Exercise details:
From the records below, pull each line that has "chart".

Excerpts from a dataset
———

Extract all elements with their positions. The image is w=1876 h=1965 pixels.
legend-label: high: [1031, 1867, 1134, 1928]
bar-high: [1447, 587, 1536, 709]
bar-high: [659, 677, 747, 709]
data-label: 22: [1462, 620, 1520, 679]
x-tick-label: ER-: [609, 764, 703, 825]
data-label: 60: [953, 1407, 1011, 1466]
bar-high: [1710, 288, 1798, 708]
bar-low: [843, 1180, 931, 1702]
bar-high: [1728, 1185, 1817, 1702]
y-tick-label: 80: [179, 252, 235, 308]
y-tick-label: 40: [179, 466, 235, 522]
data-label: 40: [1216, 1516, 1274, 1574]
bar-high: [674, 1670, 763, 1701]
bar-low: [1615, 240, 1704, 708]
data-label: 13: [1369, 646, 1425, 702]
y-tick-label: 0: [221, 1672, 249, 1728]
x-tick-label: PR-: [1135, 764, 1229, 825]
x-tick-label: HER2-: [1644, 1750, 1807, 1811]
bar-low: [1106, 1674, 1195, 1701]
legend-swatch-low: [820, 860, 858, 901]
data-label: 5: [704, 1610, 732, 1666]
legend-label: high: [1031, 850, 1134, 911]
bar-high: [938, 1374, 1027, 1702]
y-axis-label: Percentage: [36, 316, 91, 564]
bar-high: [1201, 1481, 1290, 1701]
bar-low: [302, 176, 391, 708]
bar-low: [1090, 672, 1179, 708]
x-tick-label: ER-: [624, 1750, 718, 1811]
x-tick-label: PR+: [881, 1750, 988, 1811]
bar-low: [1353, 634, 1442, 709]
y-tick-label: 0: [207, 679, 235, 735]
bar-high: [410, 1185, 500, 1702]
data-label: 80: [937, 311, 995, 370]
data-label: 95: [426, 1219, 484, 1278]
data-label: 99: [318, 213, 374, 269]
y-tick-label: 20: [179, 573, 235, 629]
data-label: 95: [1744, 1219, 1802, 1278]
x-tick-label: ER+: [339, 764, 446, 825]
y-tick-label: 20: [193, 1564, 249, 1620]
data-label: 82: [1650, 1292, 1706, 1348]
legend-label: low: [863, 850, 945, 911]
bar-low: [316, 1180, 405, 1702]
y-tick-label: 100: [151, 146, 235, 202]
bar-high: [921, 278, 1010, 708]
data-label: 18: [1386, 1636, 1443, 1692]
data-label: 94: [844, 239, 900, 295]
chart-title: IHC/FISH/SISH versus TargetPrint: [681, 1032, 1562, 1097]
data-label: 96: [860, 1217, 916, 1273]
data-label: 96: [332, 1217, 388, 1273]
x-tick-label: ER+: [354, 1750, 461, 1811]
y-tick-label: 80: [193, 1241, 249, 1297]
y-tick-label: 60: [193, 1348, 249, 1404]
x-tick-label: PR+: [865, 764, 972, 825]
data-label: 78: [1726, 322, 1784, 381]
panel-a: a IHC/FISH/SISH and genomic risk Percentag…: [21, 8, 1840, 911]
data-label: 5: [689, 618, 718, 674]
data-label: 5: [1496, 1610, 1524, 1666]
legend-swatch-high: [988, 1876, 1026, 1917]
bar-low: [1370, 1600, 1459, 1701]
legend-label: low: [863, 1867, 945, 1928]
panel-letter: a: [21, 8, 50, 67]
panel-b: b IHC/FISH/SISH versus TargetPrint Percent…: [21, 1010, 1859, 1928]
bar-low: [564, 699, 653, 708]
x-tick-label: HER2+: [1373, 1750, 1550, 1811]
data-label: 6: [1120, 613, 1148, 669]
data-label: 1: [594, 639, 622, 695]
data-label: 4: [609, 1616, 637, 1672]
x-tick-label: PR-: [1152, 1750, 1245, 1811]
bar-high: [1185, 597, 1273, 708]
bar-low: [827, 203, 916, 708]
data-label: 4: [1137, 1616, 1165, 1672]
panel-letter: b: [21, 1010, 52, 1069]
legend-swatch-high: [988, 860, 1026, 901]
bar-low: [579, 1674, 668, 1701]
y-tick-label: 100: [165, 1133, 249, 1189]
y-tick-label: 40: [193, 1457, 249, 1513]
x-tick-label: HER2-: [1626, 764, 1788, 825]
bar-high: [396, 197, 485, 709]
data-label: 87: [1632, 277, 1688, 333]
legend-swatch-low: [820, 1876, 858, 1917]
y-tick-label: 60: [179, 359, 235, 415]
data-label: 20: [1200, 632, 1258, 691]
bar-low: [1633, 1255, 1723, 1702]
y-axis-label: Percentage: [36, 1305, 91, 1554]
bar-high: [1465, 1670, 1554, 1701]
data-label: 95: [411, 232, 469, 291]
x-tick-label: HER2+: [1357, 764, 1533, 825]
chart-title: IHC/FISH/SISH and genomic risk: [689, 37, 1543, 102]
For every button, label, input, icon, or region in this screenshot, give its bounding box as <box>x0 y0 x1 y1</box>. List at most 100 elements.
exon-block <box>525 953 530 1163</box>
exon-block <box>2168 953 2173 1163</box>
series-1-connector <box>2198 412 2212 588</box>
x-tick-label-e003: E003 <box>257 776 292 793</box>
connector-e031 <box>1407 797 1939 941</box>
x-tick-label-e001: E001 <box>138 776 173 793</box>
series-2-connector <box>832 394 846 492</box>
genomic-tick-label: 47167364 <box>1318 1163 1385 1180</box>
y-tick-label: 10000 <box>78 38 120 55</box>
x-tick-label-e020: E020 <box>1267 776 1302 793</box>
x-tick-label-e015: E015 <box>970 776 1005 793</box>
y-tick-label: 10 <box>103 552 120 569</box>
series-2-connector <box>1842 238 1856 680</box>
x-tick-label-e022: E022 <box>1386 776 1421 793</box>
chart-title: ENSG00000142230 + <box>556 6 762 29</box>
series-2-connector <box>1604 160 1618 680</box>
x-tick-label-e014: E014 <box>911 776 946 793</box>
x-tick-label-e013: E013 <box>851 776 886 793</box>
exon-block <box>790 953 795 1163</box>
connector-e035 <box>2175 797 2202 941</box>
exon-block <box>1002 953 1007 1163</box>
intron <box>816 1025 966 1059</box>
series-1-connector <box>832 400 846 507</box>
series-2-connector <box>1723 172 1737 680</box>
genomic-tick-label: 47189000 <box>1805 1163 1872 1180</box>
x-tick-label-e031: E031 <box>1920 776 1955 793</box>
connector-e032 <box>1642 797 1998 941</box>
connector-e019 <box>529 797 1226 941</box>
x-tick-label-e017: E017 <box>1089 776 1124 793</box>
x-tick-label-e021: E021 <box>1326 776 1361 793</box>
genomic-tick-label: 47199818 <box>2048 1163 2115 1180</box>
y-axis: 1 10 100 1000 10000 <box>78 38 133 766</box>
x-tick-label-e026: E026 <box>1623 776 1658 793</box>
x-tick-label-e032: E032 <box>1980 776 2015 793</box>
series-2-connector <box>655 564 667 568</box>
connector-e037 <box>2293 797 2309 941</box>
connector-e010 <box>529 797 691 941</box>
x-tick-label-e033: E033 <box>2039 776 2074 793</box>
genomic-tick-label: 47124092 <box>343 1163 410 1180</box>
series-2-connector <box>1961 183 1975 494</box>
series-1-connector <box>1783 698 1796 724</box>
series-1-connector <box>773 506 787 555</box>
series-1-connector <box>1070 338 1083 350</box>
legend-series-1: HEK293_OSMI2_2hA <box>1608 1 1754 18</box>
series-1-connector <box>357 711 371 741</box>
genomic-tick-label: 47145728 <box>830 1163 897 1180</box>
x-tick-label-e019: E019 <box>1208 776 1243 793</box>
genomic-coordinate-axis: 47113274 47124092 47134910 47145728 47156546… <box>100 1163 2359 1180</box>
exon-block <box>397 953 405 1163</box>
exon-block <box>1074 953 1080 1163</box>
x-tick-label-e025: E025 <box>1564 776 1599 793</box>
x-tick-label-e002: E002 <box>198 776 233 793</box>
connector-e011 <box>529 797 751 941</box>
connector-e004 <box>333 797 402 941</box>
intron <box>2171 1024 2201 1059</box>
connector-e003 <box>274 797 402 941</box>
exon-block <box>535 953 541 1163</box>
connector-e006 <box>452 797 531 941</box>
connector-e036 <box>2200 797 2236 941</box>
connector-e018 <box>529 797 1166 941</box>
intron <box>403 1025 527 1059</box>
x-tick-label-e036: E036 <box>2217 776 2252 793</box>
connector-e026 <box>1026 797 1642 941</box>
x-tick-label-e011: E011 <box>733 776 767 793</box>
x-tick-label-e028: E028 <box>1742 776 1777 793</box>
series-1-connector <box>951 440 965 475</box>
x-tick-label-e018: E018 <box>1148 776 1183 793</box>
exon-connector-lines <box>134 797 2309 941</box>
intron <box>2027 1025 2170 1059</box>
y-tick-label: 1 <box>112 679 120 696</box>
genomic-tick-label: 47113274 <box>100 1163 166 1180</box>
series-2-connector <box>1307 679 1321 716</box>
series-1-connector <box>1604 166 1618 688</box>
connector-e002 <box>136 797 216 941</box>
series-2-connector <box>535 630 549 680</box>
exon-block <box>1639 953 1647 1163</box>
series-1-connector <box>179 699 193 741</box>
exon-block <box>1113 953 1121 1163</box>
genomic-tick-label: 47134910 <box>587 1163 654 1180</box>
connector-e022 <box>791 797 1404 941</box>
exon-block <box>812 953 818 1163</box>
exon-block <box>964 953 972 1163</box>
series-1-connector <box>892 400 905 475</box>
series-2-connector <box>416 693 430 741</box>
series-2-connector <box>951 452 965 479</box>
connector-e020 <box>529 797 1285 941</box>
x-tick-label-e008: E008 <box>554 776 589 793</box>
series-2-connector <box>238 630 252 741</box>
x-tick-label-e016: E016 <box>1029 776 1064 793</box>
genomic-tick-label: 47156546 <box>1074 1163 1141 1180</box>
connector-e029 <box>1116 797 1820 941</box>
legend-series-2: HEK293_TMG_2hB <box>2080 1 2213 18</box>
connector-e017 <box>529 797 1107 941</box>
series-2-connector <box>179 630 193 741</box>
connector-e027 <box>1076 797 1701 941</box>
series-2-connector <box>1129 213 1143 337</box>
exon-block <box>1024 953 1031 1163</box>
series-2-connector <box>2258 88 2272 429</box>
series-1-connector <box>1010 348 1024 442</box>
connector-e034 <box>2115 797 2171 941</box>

———

Your solution:
chart-title: IHC/FISH/SISH versus TargetPrint: [681, 1032, 1562, 1097]
chart-title: IHC/FISH/SISH and genomic risk: [689, 37, 1543, 102]
chart-title: ENSG00000142230 + <box>556 6 762 29</box>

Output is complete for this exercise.